■ Task to complete:
Will you write out all the entries below exactly?

## BEGIN Available data

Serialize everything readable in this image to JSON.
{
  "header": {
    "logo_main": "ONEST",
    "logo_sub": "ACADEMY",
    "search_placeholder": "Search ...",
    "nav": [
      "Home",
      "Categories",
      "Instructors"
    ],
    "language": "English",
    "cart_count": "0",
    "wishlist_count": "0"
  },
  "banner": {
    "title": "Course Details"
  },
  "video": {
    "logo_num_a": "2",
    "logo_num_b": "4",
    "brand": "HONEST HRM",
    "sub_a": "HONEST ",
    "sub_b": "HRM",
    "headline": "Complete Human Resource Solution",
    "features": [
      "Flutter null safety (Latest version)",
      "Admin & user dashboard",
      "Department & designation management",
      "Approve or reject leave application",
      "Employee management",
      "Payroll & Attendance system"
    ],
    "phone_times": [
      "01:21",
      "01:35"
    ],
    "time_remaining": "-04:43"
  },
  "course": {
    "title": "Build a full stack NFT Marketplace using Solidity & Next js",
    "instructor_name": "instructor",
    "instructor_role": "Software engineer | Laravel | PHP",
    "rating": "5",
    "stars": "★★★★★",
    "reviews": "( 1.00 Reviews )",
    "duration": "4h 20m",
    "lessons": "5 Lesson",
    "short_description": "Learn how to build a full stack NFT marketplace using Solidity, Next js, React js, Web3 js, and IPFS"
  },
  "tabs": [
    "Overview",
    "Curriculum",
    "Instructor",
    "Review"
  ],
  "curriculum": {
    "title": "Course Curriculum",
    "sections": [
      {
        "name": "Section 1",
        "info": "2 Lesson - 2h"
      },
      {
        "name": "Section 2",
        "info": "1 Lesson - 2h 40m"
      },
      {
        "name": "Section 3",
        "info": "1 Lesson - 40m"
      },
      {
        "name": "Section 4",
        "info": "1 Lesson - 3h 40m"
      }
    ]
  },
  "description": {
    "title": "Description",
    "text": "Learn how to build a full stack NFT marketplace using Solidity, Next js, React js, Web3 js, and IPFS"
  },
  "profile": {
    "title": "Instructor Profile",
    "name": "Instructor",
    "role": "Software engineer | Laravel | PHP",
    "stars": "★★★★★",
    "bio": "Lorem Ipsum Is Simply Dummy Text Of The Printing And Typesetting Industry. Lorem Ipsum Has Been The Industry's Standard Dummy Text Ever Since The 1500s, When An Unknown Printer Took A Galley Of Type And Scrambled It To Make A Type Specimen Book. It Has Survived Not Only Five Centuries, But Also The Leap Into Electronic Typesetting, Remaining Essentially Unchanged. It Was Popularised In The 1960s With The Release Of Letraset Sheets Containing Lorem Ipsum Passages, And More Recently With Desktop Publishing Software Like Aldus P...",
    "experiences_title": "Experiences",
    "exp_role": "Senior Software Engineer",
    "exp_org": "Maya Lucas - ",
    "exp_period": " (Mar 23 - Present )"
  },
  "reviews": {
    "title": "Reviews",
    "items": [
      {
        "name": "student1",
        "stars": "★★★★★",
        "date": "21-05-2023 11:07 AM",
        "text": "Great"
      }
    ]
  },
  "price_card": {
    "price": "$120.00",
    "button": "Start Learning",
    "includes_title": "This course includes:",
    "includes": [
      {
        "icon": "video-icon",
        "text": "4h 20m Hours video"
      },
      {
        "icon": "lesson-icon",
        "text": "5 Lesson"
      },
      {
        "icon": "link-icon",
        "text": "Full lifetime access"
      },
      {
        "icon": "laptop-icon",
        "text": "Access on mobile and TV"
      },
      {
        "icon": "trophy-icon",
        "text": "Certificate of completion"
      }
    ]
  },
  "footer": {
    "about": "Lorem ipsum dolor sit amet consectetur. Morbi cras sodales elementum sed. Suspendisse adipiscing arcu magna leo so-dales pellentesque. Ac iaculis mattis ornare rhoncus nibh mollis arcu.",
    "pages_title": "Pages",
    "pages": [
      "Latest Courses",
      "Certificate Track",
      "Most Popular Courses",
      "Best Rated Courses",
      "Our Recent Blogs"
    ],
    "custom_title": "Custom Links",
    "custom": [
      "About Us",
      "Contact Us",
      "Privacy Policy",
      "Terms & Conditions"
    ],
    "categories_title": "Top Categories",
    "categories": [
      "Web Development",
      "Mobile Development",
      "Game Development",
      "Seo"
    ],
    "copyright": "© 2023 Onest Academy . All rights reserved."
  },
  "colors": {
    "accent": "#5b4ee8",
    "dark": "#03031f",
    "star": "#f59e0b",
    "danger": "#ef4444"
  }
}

## END Available data

■ Answer to the exercise:
Serialize everything readable in this image to JSON.
{
  "header": {
    "logo_main": "ONEST",
    "logo_sub": "ACADEMY",
    "search_placeholder": "Search ...",
    "nav": [
      "Home",
      "Categories",
      "Instructors"
    ],
    "language": "English",
    "cart_count": "0",
    "wishlist_count": "0"
  },
  "banner": {
    "title": "Course Details"
  },
  "video": {
    "logo_num_a": "2",
    "logo_num_b": "4",
    "brand": "HONEST HRM",
    "sub_a": "HONEST ",
    "sub_b": "HRM",
    "headline": "Complete Human Resource Solution",
    "features": [
      "Flutter null safety (Latest version)",
      "Admin & user dashboard",
      "Department & designation management",
      "Approve or reject leave application",
      "Employee management",
      "Payroll & Attendance system"
    ],
    "phone_times": [
      "01:21",
      "01:35"
    ],
    "time_remaining": "-04:43"
  },
  "course": {
    "title": "Build a full stack NFT Marketplace using Solidity & Next js",
    "instructor_name": "instructor",
    "instructor_role": "Software engineer | Laravel | PHP",
    "rating": "5",
    "stars": "★★★★★",
    "reviews": "( 1.00 Reviews )",
    "duration": "4h 20m",
    "lessons": "5 Lesson",
    "short_description": "Learn how to build a full stack NFT marketplace using Solidity, Next js, React js, Web3 js, and IPFS"
  },
  "tabs": [
    "Overview",
    "Curriculum",
    "Instructor",
    "Review"
  ],
  "curriculum": {
    "title": "Course Curriculum",
    "sections": [
      {
        "name": "Section 1",
        "info": "2 Lesson - 2h"
      },
      {
        "name": "Section 2",
        "info": "1 Lesson - 2h 40m"
      },
      {
        "name": "Section 3",
        "info": "1 Lesson - 40m"
      },
      {
        "name": "Section 4",
        "info": "1 Lesson - 3h 40m"
      }
    ]
  },
  "description": {
    "title": "Description",
    "text": "Learn how to build a full stack NFT marketplace using Solidity, Next js, React js, Web3 js, and IPFS"
  },
  "profile": {
    "title": "Instructor Profile",
    "name": "Instructor",
    "role": "Software engineer | Laravel | PHP",
    "stars": "★★★★★",
    "bio": "Lorem Ipsum Is Simply Dummy Text Of The Printing And Typesetting Industry. Lorem Ipsum Has Been The Industry's Standard Dummy Text Ever Since The 1500s, When An Unknown Printer Took A Galley Of Type And Scrambled It To Make A Type Specimen Book. It Has Survived Not Only Five Centuries, But Also The Leap Into Electronic Typesetting, Remaining Essentially Unchanged. It Was Popularised In The 1960s With The Release Of Letraset Sheets Containing Lorem Ipsum Passages, And More Recently With Desktop Publishing Software Like Aldus P...",
    "experiences_title": "Experiences",
    "exp_role": "Senior Software Engineer",
    "exp_org": "Maya Lucas - ",
    "exp_period": " (Mar 23 - Present )"
  },
  "reviews": {
    "title": "Reviews",
    "items": [
      {
        "name": "student1",
        "stars": "★★★★★",
        "date": "21-05-2023 11:07 AM",
        "text": "Great"
      }
    ]
  },
  "price_card": {
    "price": "$120.00",
    "button": "Start Learning",
    "includes_title": "This course includes:",
    "includes": [
      {
        "icon": "video-icon",
        "text": "4h 20m Hours video"
      },
      {
        "icon": "lesson-icon",
        "text": "5 Lesson"
      },
      {
        "icon": "link-icon",
        "text": "Full lifetime access"
      },
      {
        "icon": "laptop-icon",
        "text": "Access on mobile and TV"
      },
      {
        "icon": "trophy-icon",
        "text": "Certificate of completion"
      }
    ]
  },
  "footer": {
    "about": "Lorem ipsum dolor sit amet consectetur. Morbi cras sodales elementum sed. Suspendisse adipiscing arcu magna leo so-dales pellentesque. Ac iaculis mattis ornare rhoncus nibh mollis arcu.",
    "pages_title": "Pages",
    "pages": [
      "Latest Courses",
      "Certificate Track",
      "Most Popular Courses",
      "Best Rated Courses",
      "Our Recent Blogs"
    ],
    "custom_title": "Custom Links",
    "custom": [
      "About Us",
      "Contact Us",
      "Privacy Policy",
      "Terms & Conditions"
    ],
    "categories_title": "Top Categories",
    "categories": [
      "Web Development",
      "Mobile Development",
      "Game Development",
      "Seo"
    ],
    "copyright": "© 2023 Onest Academy . All rights reserved."
  },
  "colors": {
    "accent": "#5b4ee8",
    "dark": "#03031f",
    "star": "#f59e0b",
    "danger": "#ef4444"
  }
}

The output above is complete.